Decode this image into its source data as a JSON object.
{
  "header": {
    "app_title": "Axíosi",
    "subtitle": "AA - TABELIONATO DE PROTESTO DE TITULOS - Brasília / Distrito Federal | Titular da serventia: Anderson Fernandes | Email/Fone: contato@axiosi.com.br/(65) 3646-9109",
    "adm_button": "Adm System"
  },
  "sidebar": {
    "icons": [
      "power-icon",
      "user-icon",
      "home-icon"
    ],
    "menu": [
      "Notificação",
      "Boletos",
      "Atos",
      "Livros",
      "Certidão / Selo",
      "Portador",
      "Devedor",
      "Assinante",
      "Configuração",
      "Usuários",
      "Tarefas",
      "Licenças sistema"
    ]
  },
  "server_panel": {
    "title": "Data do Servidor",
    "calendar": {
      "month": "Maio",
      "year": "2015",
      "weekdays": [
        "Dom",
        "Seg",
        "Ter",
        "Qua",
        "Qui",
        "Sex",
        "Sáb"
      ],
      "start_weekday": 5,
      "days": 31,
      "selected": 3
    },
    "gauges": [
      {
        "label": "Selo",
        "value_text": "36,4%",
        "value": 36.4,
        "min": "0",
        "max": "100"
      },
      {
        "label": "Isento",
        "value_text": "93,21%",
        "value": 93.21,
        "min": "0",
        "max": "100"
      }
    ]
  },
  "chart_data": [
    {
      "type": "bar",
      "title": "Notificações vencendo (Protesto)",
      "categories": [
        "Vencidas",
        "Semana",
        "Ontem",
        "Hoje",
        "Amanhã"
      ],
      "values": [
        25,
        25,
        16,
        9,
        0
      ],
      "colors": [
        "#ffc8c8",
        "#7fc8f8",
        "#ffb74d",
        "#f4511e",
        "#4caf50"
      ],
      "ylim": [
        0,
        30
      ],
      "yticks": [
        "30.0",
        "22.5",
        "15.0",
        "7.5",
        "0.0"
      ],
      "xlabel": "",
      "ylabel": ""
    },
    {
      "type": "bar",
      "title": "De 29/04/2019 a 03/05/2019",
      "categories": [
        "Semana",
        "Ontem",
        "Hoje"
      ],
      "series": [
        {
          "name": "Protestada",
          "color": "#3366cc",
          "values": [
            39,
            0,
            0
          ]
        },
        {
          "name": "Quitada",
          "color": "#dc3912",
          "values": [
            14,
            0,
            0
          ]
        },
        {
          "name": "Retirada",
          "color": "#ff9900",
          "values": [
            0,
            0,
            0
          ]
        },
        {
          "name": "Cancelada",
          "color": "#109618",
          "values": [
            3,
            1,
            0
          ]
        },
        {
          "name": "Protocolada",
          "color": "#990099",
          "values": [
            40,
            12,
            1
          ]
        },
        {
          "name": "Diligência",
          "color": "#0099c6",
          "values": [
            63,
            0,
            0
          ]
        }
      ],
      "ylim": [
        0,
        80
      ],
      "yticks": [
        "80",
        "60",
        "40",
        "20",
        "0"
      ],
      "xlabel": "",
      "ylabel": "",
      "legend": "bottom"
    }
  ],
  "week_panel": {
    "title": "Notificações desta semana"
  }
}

* * *

◆ **YOUR OBJECTIVE**
Copy out every line in the entries above that holds "Notificações".

◆ **ANSWER IN FULL**
      "title": "Notificações vencendo (Protesto)",
    "title": "Notificações desta semana"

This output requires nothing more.